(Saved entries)
#####
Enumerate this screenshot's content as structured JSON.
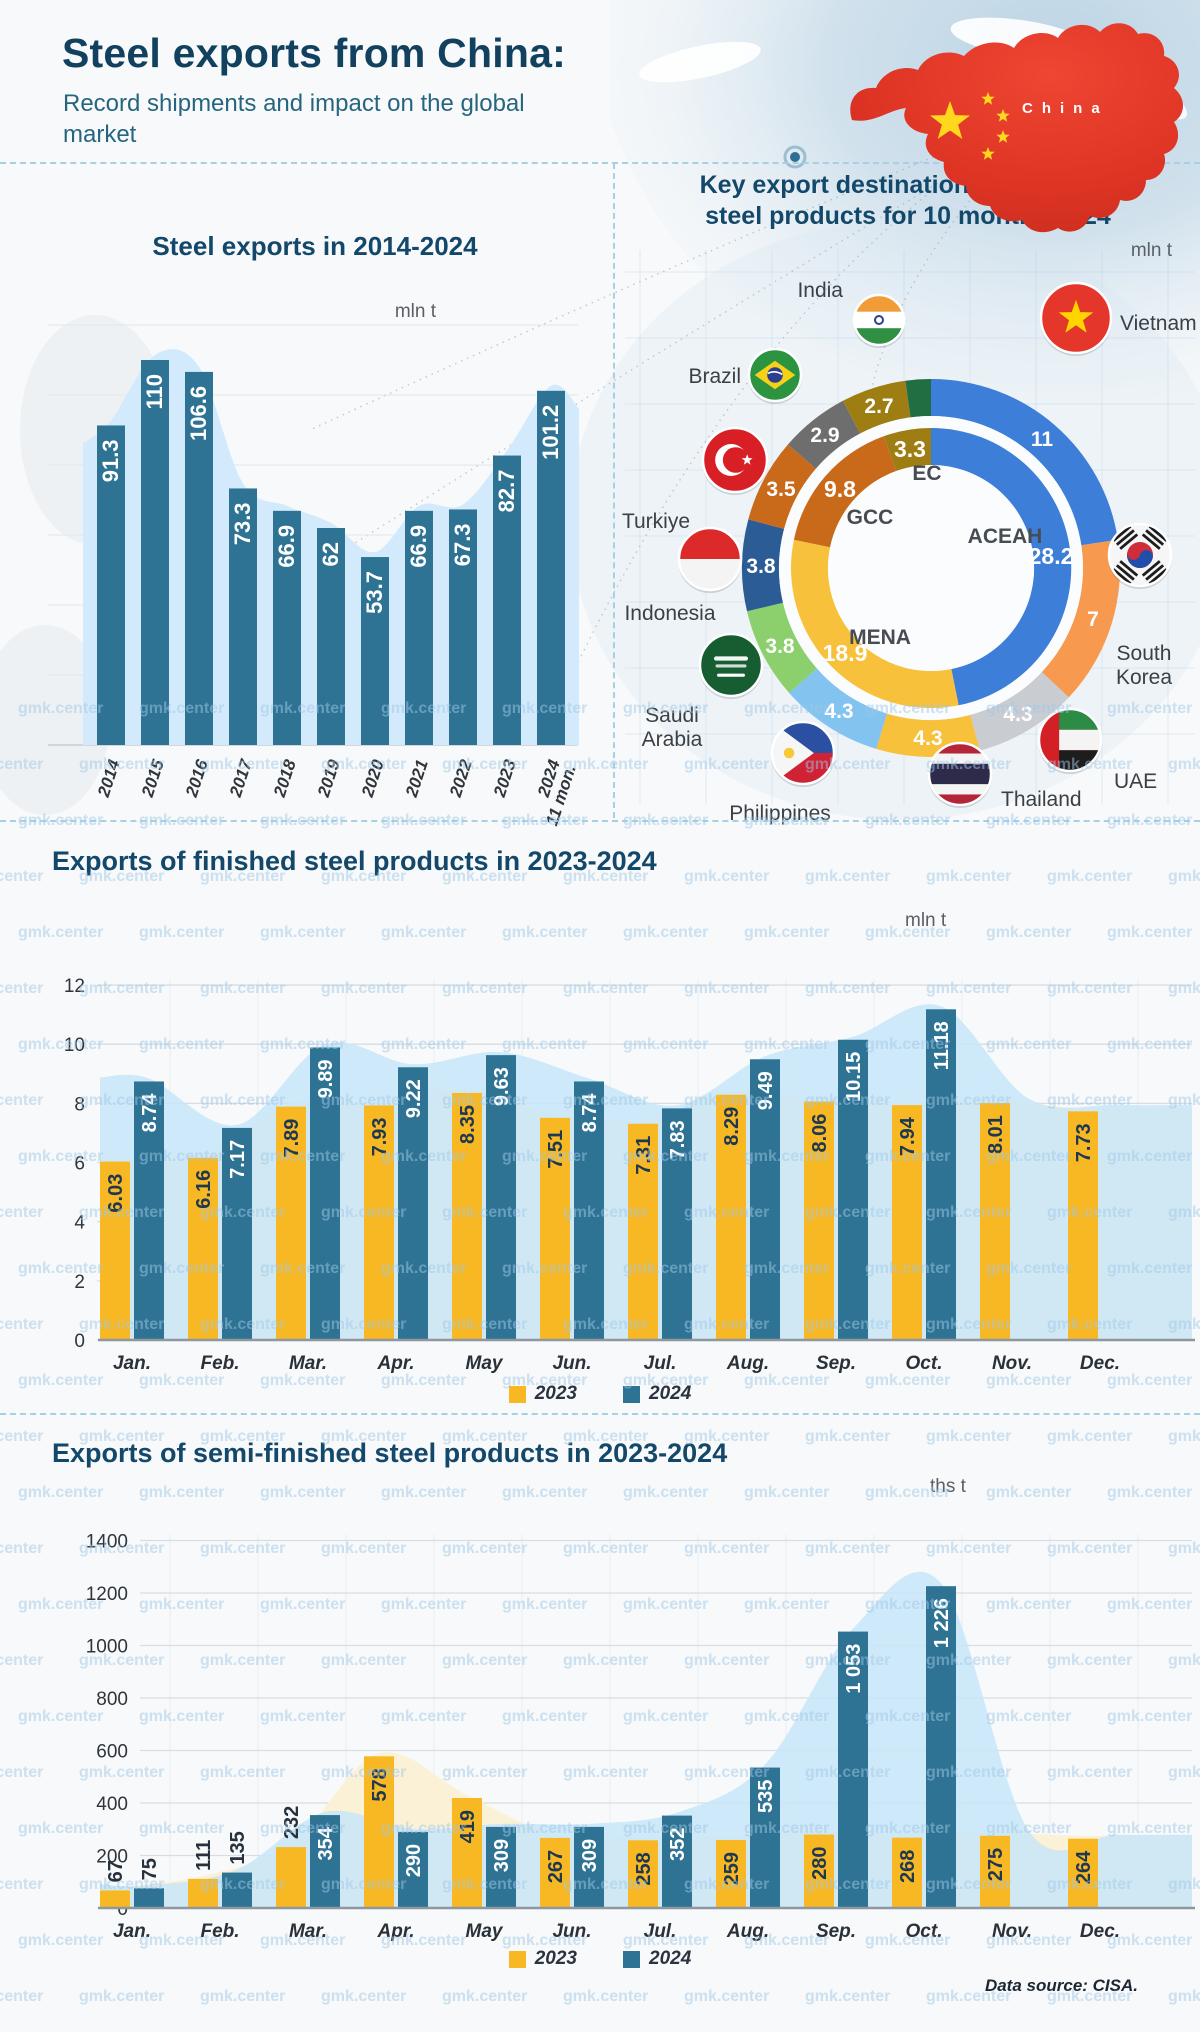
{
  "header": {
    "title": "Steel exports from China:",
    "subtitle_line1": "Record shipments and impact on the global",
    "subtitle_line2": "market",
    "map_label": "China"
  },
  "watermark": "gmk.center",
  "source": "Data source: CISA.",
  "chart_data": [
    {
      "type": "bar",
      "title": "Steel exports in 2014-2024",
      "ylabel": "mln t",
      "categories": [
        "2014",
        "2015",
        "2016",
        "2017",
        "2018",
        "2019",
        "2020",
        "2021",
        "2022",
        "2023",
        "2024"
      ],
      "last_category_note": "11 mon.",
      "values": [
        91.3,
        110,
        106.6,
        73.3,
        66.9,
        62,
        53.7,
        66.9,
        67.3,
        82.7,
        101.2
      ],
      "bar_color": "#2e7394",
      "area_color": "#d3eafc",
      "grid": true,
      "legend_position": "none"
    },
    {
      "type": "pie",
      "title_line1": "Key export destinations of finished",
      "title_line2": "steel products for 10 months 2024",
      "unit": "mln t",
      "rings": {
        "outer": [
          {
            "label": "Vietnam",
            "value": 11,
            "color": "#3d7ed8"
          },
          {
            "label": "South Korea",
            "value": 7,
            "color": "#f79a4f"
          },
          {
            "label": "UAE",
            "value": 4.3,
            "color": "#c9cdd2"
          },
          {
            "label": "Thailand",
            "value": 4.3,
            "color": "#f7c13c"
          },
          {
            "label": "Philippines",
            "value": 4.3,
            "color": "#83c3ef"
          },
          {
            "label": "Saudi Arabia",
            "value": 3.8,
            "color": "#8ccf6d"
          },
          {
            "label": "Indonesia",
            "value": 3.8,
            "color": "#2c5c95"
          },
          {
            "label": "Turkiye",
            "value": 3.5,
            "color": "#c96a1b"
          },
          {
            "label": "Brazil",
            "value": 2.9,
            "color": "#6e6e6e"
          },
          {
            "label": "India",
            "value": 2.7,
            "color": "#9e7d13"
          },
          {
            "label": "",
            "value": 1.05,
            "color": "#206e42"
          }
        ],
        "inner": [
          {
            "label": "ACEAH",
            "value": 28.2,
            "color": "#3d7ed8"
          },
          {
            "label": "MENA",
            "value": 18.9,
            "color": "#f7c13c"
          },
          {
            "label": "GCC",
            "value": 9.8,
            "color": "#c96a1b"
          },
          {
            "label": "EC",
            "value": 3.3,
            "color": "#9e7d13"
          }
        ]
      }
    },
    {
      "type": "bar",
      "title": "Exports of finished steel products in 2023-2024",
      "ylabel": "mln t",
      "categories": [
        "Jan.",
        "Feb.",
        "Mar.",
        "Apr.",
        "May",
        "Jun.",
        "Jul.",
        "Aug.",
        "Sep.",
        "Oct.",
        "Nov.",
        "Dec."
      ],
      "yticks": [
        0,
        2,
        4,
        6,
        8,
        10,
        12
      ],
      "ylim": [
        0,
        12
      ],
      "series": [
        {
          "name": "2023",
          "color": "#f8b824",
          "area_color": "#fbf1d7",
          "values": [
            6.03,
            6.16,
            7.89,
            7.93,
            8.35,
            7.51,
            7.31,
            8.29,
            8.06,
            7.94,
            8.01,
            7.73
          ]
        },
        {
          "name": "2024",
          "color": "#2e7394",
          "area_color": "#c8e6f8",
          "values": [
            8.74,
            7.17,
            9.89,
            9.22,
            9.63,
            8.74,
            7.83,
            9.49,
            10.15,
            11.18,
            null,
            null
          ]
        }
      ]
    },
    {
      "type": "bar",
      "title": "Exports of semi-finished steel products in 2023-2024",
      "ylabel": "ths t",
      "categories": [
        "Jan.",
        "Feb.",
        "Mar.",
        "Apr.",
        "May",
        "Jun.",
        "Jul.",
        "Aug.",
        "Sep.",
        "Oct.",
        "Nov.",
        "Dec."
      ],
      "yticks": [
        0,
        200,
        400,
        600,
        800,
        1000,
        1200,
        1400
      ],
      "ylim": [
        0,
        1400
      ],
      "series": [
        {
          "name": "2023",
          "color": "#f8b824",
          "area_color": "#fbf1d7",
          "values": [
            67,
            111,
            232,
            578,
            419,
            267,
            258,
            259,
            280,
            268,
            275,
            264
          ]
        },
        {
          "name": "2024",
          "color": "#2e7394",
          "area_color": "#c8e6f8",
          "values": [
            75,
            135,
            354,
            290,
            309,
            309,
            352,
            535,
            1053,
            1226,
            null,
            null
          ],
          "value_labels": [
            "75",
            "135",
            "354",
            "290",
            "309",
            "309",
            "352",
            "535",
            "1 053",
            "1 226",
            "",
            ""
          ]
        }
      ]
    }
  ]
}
#####
(WHAT THE EXERCISE ASKS) Without the pictures, write out every entry precisely as it appears.

(ANSWER IN FULL)
Enumerate this screenshot's content as structured JSON.
{
  "header": {
    "title": "Steel exports from China:",
    "subtitle_line1": "Record shipments and impact on the global",
    "subtitle_line2": "market",
    "map_label": "China"
  },
  "watermark": "gmk.center",
  "source": "Data source: CISA.",
  "chart_data": [
    {
      "type": "bar",
      "title": "Steel exports in 2014-2024",
      "ylabel": "mln t",
      "categories": [
        "2014",
        "2015",
        "2016",
        "2017",
        "2018",
        "2019",
        "2020",
        "2021",
        "2022",
        "2023",
        "2024"
      ],
      "last_category_note": "11 mon.",
      "values": [
        91.3,
        110,
        106.6,
        73.3,
        66.9,
        62,
        53.7,
        66.9,
        67.3,
        82.7,
        101.2
      ],
      "bar_color": "#2e7394",
      "area_color": "#d3eafc",
      "grid": true,
      "legend_position": "none"
    },
    {
      "type": "pie",
      "title_line1": "Key export destinations of finished",
      "title_line2": "steel products for 10 months 2024",
      "unit": "mln t",
      "rings": {
        "outer": [
          {
            "label": "Vietnam",
            "value": 11,
            "color": "#3d7ed8"
          },
          {
            "label": "South Korea",
            "value": 7,
            "color": "#f79a4f"
          },
          {
            "label": "UAE",
            "value": 4.3,
            "color": "#c9cdd2"
          },
          {
            "label": "Thailand",
            "value": 4.3,
            "color": "#f7c13c"
          },
          {
            "label": "Philippines",
            "value": 4.3,
            "color": "#83c3ef"
          },
          {
            "label": "Saudi Arabia",
            "value": 3.8,
            "color": "#8ccf6d"
          },
          {
            "label": "Indonesia",
            "value": 3.8,
            "color": "#2c5c95"
          },
          {
            "label": "Turkiye",
            "value": 3.5,
            "color": "#c96a1b"
          },
          {
            "label": "Brazil",
            "value": 2.9,
            "color": "#6e6e6e"
          },
          {
            "label": "India",
            "value": 2.7,
            "color": "#9e7d13"
          },
          {
            "label": "",
            "value": 1.05,
            "color": "#206e42"
          }
        ],
        "inner": [
          {
            "label": "ACEAH",
            "value": 28.2,
            "color": "#3d7ed8"
          },
          {
            "label": "MENA",
            "value": 18.9,
            "color": "#f7c13c"
          },
          {
            "label": "GCC",
            "value": 9.8,
            "color": "#c96a1b"
          },
          {
            "label": "EC",
            "value": 3.3,
            "color": "#9e7d13"
          }
        ]
      }
    },
    {
      "type": "bar",
      "title": "Exports of finished steel products in 2023-2024",
      "ylabel": "mln t",
      "categories": [
        "Jan.",
        "Feb.",
        "Mar.",
        "Apr.",
        "May",
        "Jun.",
        "Jul.",
        "Aug.",
        "Sep.",
        "Oct.",
        "Nov.",
        "Dec."
      ],
      "yticks": [
        0,
        2,
        4,
        6,
        8,
        10,
        12
      ],
      "ylim": [
        0,
        12
      ],
      "series": [
        {
          "name": "2023",
          "color": "#f8b824",
          "area_color": "#fbf1d7",
          "values": [
            6.03,
            6.16,
            7.89,
            7.93,
            8.35,
            7.51,
            7.31,
            8.29,
            8.06,
            7.94,
            8.01,
            7.73
          ]
        },
        {
          "name": "2024",
          "color": "#2e7394",
          "area_color": "#c8e6f8",
          "values": [
            8.74,
            7.17,
            9.89,
            9.22,
            9.63,
            8.74,
            7.83,
            9.49,
            10.15,
            11.18,
            null,
            null
          ]
        }
      ]
    },
    {
      "type": "bar",
      "title": "Exports of semi-finished steel products in 2023-2024",
      "ylabel": "ths t",
      "categories": [
        "Jan.",
        "Feb.",
        "Mar.",
        "Apr.",
        "May",
        "Jun.",
        "Jul.",
        "Aug.",
        "Sep.",
        "Oct.",
        "Nov.",
        "Dec."
      ],
      "yticks": [
        0,
        200,
        400,
        600,
        800,
        1000,
        1200,
        1400
      ],
      "ylim": [
        0,
        1400
      ],
      "series": [
        {
          "name": "2023",
          "color": "#f8b824",
          "area_color": "#fbf1d7",
          "values": [
            67,
            111,
            232,
            578,
            419,
            267,
            258,
            259,
            280,
            268,
            275,
            264
          ]
        },
        {
          "name": "2024",
          "color": "#2e7394",
          "area_color": "#c8e6f8",
          "values": [
            75,
            135,
            354,
            290,
            309,
            309,
            352,
            535,
            1053,
            1226,
            null,
            null
          ],
          "value_labels": [
            "75",
            "135",
            "354",
            "290",
            "309",
            "309",
            "352",
            "535",
            "1 053",
            "1 226",
            "",
            ""
          ]
        }
      ]
    }
  ]
}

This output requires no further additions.